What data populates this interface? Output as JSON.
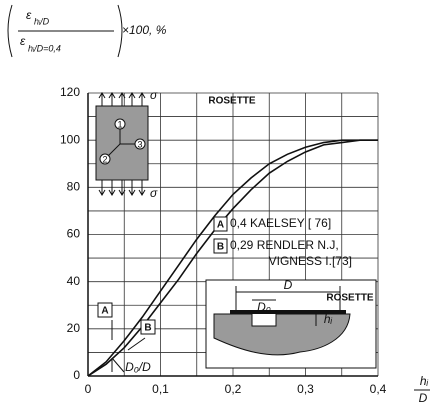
{
  "chart_data": {
    "type": "line",
    "ylabel": {
      "symbol": "ε",
      "numerator_sub": "hᵢ/D",
      "denominator_sub": "hᵢ/D=0,4",
      "suffix": "×100, %"
    },
    "xlabel": {
      "numerator": "hᵢ",
      "denominator": "D"
    },
    "xlim": [
      0,
      0.4
    ],
    "ylim": [
      0,
      120
    ],
    "xticks": [
      {
        "value": 0,
        "label": "0"
      },
      {
        "value": 0.1,
        "label": "0,1"
      },
      {
        "value": 0.2,
        "label": "0,2"
      },
      {
        "value": 0.3,
        "label": "0,3"
      },
      {
        "value": 0.4,
        "label": "0,4"
      }
    ],
    "yticks": [
      0,
      20,
      40,
      60,
      80,
      100,
      120
    ],
    "xminorticks": [
      0.05,
      0.15,
      0.25,
      0.35
    ],
    "yminorticks": [
      10,
      30,
      50,
      70,
      90,
      110
    ],
    "grid": true,
    "x": [
      0,
      0.025,
      0.05,
      0.075,
      0.1,
      0.125,
      0.15,
      0.175,
      0.2,
      0.225,
      0.25,
      0.275,
      0.3,
      0.325,
      0.35,
      0.375,
      0.4
    ],
    "series": [
      {
        "name": "A",
        "description": [
          "0,4 KAELSEY [ 76]"
        ],
        "color": "#111",
        "values": [
          0,
          6,
          15,
          25,
          36,
          47,
          58,
          68,
          77,
          84,
          90,
          94,
          97,
          99,
          100,
          100,
          100
        ]
      },
      {
        "name": "B",
        "description": [
          "0,29 RENDLER N.J,",
          "VIGNESS I.[73]"
        ],
        "color": "#111",
        "values": [
          0,
          5,
          12,
          21,
          31,
          41,
          52,
          62,
          71,
          79,
          86,
          91,
          95,
          98,
          99,
          100,
          100
        ]
      }
    ],
    "annotations": {
      "rosette_title": "ROSETTE",
      "sigma_top": "σ",
      "sigma_bottom": "σ",
      "gauge_1": "1",
      "gauge_2": "2",
      "gauge_3": "3",
      "d0_ratio": "D₀/D",
      "inset_d": "D",
      "inset_d0": "D₀",
      "inset_h": "hᵢ",
      "inset_rosette": "ROSETTE"
    }
  }
}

Problem to work on ▸
Filter for "ROSETTE". Return all lines that hold it.

Response below ▸
      "rosette_title": "ROSETTE",
      "inset_rosette": "ROSETTE"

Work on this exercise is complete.